= Exercise objective =
Among the entries below, find the lines with "Domestic" and copy them.

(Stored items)
━━━
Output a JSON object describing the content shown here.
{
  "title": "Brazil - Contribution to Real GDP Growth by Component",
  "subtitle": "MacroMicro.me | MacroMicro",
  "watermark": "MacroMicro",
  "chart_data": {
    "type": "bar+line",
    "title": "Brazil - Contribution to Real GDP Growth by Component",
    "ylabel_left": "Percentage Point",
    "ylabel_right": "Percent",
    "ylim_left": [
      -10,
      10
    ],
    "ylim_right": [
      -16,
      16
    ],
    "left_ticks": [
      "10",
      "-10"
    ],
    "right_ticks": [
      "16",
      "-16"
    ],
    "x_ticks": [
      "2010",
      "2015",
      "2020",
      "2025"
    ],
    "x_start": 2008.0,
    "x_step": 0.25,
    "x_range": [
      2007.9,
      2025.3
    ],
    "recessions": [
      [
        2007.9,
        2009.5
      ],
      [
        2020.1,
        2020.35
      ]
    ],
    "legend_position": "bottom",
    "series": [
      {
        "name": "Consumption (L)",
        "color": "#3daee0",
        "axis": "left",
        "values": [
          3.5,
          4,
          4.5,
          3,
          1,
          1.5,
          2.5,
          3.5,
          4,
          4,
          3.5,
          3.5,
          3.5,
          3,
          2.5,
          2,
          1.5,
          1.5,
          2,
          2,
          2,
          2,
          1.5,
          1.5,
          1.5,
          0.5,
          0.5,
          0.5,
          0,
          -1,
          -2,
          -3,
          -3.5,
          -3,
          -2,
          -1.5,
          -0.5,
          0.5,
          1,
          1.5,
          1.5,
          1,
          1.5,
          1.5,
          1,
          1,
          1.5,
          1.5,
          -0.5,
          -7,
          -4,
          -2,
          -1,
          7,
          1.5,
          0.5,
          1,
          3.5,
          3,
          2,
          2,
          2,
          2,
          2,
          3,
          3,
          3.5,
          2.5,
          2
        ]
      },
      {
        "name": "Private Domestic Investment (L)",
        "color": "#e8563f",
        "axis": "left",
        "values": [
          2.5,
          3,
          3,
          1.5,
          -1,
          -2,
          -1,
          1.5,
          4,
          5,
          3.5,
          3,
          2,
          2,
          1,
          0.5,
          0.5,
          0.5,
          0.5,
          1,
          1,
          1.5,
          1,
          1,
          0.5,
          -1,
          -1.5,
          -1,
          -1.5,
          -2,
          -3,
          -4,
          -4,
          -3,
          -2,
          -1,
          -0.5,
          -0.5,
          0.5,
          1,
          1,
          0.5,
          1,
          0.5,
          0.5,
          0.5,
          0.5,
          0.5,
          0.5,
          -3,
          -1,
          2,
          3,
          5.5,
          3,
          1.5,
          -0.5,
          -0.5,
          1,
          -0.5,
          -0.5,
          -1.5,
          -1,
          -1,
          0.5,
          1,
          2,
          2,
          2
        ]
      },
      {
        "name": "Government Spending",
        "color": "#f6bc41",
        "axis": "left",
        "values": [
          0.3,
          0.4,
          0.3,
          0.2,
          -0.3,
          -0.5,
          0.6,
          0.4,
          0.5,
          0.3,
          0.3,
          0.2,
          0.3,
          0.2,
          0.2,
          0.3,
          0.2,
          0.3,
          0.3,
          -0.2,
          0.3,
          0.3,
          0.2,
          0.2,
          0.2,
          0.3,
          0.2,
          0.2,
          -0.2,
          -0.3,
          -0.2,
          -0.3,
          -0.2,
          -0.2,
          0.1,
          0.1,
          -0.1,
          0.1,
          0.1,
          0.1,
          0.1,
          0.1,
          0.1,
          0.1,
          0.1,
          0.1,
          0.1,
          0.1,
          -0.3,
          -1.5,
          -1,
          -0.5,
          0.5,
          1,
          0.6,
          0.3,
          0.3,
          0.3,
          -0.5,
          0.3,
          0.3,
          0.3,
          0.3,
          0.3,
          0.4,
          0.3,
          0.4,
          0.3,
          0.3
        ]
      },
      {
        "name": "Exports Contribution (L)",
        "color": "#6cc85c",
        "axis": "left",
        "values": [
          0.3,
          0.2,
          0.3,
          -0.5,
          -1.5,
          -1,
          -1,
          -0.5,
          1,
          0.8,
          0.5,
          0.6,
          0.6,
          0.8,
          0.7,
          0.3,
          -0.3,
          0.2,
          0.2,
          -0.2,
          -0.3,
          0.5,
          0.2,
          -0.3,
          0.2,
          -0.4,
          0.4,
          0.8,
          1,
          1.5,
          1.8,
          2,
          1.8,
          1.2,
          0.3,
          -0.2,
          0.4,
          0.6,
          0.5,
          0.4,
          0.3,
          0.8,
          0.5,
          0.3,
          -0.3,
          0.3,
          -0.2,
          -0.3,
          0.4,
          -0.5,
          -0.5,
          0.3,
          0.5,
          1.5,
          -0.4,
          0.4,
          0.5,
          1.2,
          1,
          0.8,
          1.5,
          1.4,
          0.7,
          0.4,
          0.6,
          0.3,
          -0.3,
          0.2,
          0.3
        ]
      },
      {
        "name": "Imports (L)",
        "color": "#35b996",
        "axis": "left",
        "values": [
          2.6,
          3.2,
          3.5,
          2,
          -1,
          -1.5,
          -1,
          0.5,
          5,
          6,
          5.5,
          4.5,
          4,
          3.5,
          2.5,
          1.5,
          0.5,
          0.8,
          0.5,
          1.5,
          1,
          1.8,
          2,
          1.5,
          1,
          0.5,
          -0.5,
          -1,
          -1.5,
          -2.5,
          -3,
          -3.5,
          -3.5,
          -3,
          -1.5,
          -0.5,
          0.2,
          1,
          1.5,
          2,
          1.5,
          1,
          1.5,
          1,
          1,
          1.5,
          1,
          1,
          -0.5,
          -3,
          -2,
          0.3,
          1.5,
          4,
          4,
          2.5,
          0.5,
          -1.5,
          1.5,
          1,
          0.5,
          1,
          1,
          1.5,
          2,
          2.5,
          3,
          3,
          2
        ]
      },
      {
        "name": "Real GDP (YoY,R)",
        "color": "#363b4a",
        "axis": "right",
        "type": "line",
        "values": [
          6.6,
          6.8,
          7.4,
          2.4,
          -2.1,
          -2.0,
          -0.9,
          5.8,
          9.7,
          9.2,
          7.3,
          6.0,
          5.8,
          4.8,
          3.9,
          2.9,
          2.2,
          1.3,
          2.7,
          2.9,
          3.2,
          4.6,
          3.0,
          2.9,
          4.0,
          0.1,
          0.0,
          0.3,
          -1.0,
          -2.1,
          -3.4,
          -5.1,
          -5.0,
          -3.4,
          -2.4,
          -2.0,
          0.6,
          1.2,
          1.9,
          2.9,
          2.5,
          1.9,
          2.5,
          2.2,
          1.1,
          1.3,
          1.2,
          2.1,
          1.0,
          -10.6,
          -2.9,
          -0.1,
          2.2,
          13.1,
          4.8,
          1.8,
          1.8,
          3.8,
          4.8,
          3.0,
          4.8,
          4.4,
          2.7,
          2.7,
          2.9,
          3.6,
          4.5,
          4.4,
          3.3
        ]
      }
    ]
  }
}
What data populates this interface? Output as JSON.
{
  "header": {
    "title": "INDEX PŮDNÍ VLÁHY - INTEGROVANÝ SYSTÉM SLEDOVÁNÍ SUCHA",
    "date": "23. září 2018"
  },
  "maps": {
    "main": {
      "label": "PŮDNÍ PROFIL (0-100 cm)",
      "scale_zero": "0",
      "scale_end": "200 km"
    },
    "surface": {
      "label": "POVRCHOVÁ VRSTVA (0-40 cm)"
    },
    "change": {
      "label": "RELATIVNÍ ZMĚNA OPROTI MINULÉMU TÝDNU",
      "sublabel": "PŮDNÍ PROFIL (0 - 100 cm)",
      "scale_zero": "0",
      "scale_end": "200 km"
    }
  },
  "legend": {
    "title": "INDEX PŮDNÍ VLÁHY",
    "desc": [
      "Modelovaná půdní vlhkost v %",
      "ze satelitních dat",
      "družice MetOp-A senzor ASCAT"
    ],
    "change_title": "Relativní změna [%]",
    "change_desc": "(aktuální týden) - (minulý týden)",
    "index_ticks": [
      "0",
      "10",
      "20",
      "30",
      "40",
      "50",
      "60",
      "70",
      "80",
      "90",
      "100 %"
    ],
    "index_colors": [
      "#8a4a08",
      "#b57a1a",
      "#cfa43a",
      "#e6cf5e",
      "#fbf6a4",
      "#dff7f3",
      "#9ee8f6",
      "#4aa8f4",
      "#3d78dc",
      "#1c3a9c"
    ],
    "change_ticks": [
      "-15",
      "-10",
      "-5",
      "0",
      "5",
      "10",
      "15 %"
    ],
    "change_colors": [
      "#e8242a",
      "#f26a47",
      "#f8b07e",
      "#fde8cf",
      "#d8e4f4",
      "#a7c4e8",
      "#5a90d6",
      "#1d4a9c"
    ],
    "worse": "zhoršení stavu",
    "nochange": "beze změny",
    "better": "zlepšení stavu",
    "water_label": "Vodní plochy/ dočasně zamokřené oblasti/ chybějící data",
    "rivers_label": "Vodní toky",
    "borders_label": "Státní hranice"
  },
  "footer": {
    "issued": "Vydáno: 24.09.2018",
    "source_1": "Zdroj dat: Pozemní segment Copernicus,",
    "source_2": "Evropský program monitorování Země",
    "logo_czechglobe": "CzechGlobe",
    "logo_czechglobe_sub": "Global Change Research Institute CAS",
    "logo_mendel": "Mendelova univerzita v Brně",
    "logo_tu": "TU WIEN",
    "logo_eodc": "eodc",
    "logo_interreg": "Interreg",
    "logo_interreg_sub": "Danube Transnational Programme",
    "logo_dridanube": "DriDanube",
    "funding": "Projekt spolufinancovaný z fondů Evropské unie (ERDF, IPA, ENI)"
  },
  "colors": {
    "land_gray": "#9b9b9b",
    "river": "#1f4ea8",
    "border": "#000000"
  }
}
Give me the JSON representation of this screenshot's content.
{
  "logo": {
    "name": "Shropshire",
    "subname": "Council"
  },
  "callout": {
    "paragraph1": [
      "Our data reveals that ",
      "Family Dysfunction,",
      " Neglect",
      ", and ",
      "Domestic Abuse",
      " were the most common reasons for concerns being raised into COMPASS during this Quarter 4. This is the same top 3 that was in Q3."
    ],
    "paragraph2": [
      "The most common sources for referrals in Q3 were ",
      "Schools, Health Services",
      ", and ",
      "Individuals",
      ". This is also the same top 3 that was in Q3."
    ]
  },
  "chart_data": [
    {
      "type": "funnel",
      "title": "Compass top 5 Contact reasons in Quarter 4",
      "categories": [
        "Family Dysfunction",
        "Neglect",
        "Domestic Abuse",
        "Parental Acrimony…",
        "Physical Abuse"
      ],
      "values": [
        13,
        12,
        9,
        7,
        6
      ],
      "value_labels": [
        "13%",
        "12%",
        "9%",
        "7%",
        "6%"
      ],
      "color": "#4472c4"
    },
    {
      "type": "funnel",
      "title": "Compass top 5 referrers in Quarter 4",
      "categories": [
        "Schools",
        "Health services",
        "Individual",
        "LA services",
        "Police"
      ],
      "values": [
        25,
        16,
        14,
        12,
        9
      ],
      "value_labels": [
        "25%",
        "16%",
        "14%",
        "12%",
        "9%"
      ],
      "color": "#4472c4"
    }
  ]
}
━━━
= Task solution =
        "name": "Private Domestic Investment (L)",
      "Domestic Abuse",
        "Domestic Abuse",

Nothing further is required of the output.